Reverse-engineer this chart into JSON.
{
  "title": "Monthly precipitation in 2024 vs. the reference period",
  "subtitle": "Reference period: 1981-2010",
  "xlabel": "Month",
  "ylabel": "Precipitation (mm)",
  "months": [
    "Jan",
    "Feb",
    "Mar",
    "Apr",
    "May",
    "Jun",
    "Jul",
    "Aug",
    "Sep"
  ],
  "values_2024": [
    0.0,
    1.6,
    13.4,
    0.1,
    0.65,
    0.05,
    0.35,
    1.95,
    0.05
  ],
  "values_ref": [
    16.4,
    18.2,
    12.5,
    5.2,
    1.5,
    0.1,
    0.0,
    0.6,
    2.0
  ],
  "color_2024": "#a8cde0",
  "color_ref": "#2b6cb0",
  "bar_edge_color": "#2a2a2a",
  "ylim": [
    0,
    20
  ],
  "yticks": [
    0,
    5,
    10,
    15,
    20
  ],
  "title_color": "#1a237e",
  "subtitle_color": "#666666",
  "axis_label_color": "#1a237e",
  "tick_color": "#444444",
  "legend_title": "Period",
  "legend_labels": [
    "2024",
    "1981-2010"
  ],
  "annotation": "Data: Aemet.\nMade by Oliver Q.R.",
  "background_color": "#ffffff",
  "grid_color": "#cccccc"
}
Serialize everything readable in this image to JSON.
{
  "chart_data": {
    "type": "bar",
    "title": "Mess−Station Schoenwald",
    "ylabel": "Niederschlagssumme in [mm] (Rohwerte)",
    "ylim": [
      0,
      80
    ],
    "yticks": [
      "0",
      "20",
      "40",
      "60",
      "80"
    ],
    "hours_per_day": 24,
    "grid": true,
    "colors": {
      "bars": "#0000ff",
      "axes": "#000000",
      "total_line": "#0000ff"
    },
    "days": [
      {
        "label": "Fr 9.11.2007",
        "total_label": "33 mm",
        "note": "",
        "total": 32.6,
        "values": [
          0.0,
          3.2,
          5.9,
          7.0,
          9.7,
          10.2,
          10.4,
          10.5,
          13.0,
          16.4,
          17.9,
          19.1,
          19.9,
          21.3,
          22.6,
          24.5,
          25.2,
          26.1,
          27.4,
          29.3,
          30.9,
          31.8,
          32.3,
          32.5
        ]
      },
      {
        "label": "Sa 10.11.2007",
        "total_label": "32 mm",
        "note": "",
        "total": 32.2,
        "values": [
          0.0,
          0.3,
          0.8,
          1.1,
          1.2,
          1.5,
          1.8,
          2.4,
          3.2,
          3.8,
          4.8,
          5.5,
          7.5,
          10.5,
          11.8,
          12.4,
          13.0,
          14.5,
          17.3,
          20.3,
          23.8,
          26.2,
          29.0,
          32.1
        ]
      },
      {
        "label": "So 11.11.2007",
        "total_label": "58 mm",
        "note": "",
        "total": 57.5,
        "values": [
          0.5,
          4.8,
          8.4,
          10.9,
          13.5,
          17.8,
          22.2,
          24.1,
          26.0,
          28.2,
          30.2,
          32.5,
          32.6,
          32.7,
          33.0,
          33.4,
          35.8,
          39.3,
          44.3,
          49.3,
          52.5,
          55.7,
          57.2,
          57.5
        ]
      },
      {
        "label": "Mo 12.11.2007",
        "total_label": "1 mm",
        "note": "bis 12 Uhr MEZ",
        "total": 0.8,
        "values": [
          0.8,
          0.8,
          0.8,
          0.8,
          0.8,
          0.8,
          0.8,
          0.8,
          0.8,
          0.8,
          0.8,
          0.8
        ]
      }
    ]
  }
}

• [Problem to solve]: Reproduce the complete set of lines precisely as supplied.

• [Written response]:
Reverse-engineer this chart into JSON.
{
  "title": "Monthly precipitation in 2024 vs. the reference period",
  "subtitle": "Reference period: 1981-2010",
  "xlabel": "Month",
  "ylabel": "Precipitation (mm)",
  "months": [
    "Jan",
    "Feb",
    "Mar",
    "Apr",
    "May",
    "Jun",
    "Jul",
    "Aug",
    "Sep"
  ],
  "values_2024": [
    0.0,
    1.6,
    13.4,
    0.1,
    0.65,
    0.05,
    0.35,
    1.95,
    0.05
  ],
  "values_ref": [
    16.4,
    18.2,
    12.5,
    5.2,
    1.5,
    0.1,
    0.0,
    0.6,
    2.0
  ],
  "color_2024": "#a8cde0",
  "color_ref": "#2b6cb0",
  "bar_edge_color": "#2a2a2a",
  "ylim": [
    0,
    20
  ],
  "yticks": [
    0,
    5,
    10,
    15,
    20
  ],
  "title_color": "#1a237e",
  "subtitle_color": "#666666",
  "axis_label_color": "#1a237e",
  "tick_color": "#444444",
  "legend_title": "Period",
  "legend_labels": [
    "2024",
    "1981-2010"
  ],
  "annotation": "Data: Aemet.\nMade by Oliver Q.R.",
  "background_color": "#ffffff",
  "grid_color": "#cccccc"
}
Serialize everything readable in this image to JSON.
{
  "chart_data": {
    "type": "bar",
    "title": "Mess−Station Schoenwald",
    "ylabel": "Niederschlagssumme in [mm] (Rohwerte)",
    "ylim": [
      0,
      80
    ],
    "yticks": [
      "0",
      "20",
      "40",
      "60",
      "80"
    ],
    "hours_per_day": 24,
    "grid": true,
    "colors": {
      "bars": "#0000ff",
      "axes": "#000000",
      "total_line": "#0000ff"
    },
    "days": [
      {
        "label": "Fr 9.11.2007",
        "total_label": "33 mm",
        "note": "",
        "total": 32.6,
        "values": [
          0.0,
          3.2,
          5.9,
          7.0,
          9.7,
          10.2,
          10.4,
          10.5,
          13.0,
          16.4,
          17.9,
          19.1,
          19.9,
          21.3,
          22.6,
          24.5,
          25.2,
          26.1,
          27.4,
          29.3,
          30.9,
          31.8,
          32.3,
          32.5
        ]
      },
      {
        "label": "Sa 10.11.2007",
        "total_label": "32 mm",
        "note": "",
        "total": 32.2,
        "values": [
          0.0,
          0.3,
          0.8,
          1.1,
          1.2,
          1.5,
          1.8,
          2.4,
          3.2,
          3.8,
          4.8,
          5.5,
          7.5,
          10.5,
          11.8,
          12.4,
          13.0,
          14.5,
          17.3,
          20.3,
          23.8,
          26.2,
          29.0,
          32.1
        ]
      },
      {
        "label": "So 11.11.2007",
        "total_label": "58 mm",
        "note": "",
        "total": 57.5,
        "values": [
          0.5,
          4.8,
          8.4,
          10.9,
          13.5,
          17.8,
          22.2,
          24.1,
          26.0,
          28.2,
          30.2,
          32.5,
          32.6,
          32.7,
          33.0,
          33.4,
          35.8,
          39.3,
          44.3,
          49.3,
          52.5,
          55.7,
          57.2,
          57.5
        ]
      },
      {
        "label": "Mo 12.11.2007",
        "total_label": "1 mm",
        "note": "bis 12 Uhr MEZ",
        "total": 0.8,
        "values": [
          0.8,
          0.8,
          0.8,
          0.8,
          0.8,
          0.8,
          0.8,
          0.8,
          0.8,
          0.8,
          0.8,
          0.8
        ]
      }
    ]
  }
}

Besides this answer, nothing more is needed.